OBJECTIVE:
Skip every image and restate the data word for word.
Start of ROWS
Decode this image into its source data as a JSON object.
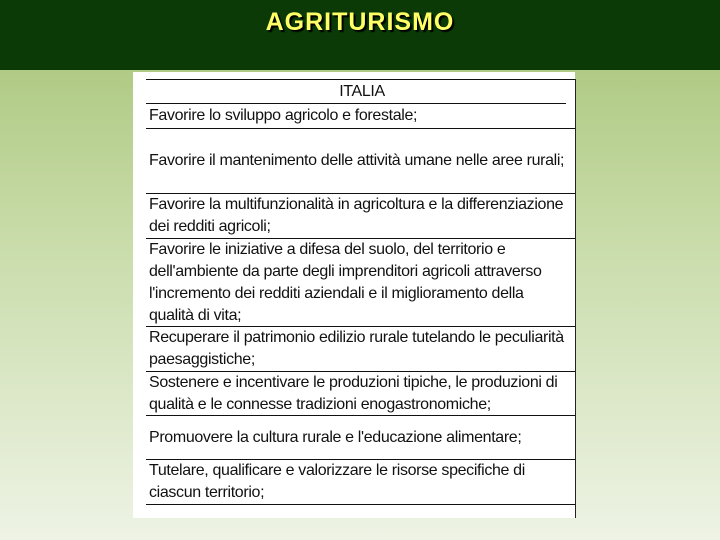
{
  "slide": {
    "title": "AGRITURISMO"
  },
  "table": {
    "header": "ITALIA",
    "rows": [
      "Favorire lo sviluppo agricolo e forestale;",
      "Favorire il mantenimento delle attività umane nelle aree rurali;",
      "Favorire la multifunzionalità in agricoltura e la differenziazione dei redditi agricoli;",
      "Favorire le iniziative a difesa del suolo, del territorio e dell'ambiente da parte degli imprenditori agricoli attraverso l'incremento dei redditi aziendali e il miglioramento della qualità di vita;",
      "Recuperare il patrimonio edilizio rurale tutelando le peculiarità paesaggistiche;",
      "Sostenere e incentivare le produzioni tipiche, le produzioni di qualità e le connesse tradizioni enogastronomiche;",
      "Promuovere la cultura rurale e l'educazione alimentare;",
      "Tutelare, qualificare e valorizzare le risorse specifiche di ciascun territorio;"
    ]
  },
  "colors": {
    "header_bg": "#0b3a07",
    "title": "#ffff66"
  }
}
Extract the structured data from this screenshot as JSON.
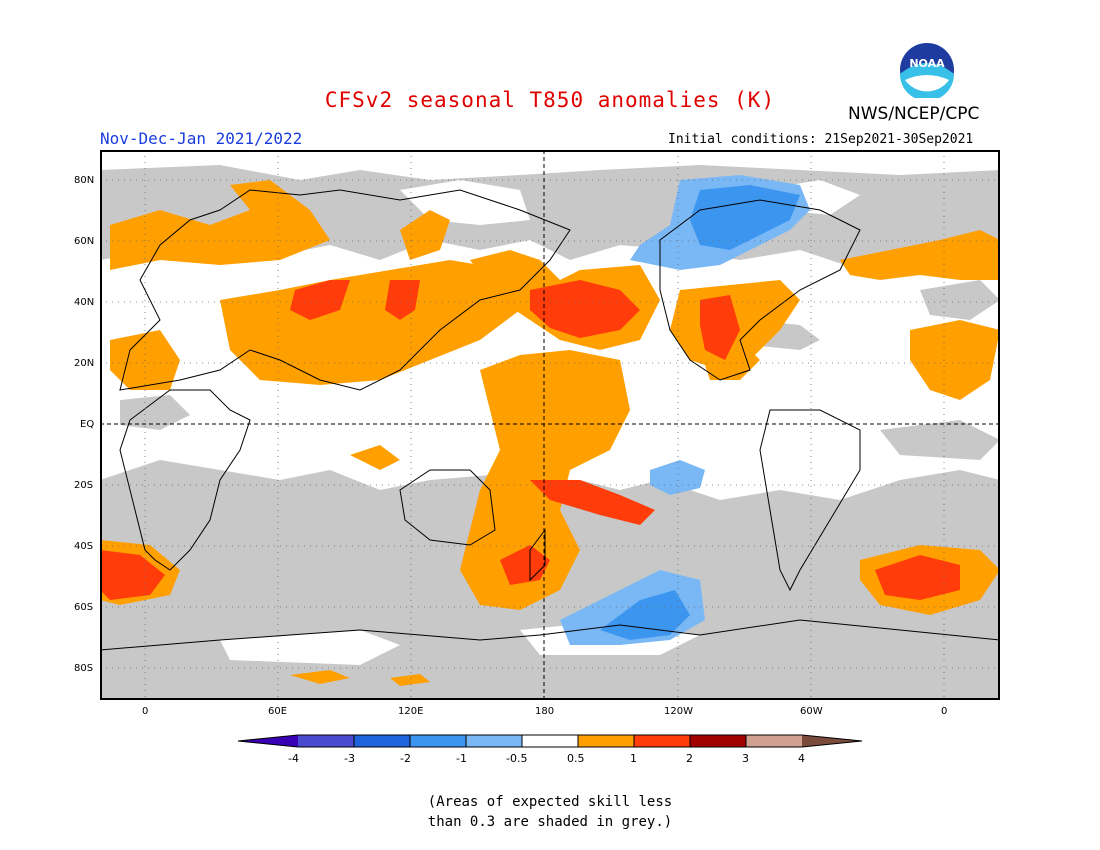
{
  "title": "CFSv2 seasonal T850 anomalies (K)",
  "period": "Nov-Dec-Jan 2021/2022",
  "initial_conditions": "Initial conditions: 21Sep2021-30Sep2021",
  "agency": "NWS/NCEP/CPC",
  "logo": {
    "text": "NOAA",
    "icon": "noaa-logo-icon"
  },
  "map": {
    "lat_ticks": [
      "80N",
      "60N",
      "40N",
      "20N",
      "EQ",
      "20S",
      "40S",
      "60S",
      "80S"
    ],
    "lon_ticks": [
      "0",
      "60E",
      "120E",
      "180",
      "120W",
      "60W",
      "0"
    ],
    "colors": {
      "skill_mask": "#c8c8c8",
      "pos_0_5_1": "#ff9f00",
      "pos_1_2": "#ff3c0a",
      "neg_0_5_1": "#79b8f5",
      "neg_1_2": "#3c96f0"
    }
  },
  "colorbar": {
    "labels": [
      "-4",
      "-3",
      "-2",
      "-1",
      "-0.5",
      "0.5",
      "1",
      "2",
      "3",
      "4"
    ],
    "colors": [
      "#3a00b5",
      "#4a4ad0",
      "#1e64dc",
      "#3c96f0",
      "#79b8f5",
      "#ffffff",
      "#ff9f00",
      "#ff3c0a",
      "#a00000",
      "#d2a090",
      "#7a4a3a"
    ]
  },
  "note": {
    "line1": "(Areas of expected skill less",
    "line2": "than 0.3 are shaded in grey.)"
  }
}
End of ROWS
RESULT FOR THIS EXERCISE:
Decode this image into its source data as a JSON object.
{
  "slide": {
    "title": "AGRITURISMO"
  },
  "table": {
    "header": "ITALIA",
    "rows": [
      "Favorire lo sviluppo agricolo e forestale;",
      "Favorire il mantenimento delle attività umane nelle aree rurali;",
      "Favorire la multifunzionalità in agricoltura e la differenziazione dei redditi agricoli;",
      "Favorire le iniziative a difesa del suolo, del territorio e dell'ambiente da parte degli imprenditori agricoli attraverso l'incremento dei redditi aziendali e il miglioramento della qualità di vita;",
      "Recuperare il patrimonio edilizio rurale tutelando le peculiarità paesaggistiche;",
      "Sostenere e incentivare le produzioni tipiche, le produzioni di qualità e le connesse tradizioni enogastronomiche;",
      "Promuovere la cultura rurale e l'educazione alimentare;",
      "Tutelare, qualificare e valorizzare le risorse specifiche di ciascun territorio;"
    ]
  },
  "colors": {
    "header_bg": "#0b3a07",
    "title": "#ffff66"
  }
}
Extract the structured data from this screenshot as JSON.
{
  "title": "CFSv2 seasonal T850 anomalies (K)",
  "period": "Nov-Dec-Jan 2021/2022",
  "initial_conditions": "Initial conditions: 21Sep2021-30Sep2021",
  "agency": "NWS/NCEP/CPC",
  "logo": {
    "text": "NOAA",
    "icon": "noaa-logo-icon"
  },
  "map": {
    "lat_ticks": [
      "80N",
      "60N",
      "40N",
      "20N",
      "EQ",
      "20S",
      "40S",
      "60S",
      "80S"
    ],
    "lon_ticks": [
      "0",
      "60E",
      "120E",
      "180",
      "120W",
      "60W",
      "0"
    ],
    "colors": {
      "skill_mask": "#c8c8c8",
      "pos_0_5_1": "#ff9f00",
      "pos_1_2": "#ff3c0a",
      "neg_0_5_1": "#79b8f5",
      "neg_1_2": "#3c96f0"
    }
  },
  "colorbar": {
    "labels": [
      "-4",
      "-3",
      "-2",
      "-1",
      "-0.5",
      "0.5",
      "1",
      "2",
      "3",
      "4"
    ],
    "colors": [
      "#3a00b5",
      "#4a4ad0",
      "#1e64dc",
      "#3c96f0",
      "#79b8f5",
      "#ffffff",
      "#ff9f00",
      "#ff3c0a",
      "#a00000",
      "#d2a090",
      "#7a4a3a"
    ]
  },
  "note": {
    "line1": "(Areas of expected skill less",
    "line2": "than 0.3 are shaded in grey.)"
  }
}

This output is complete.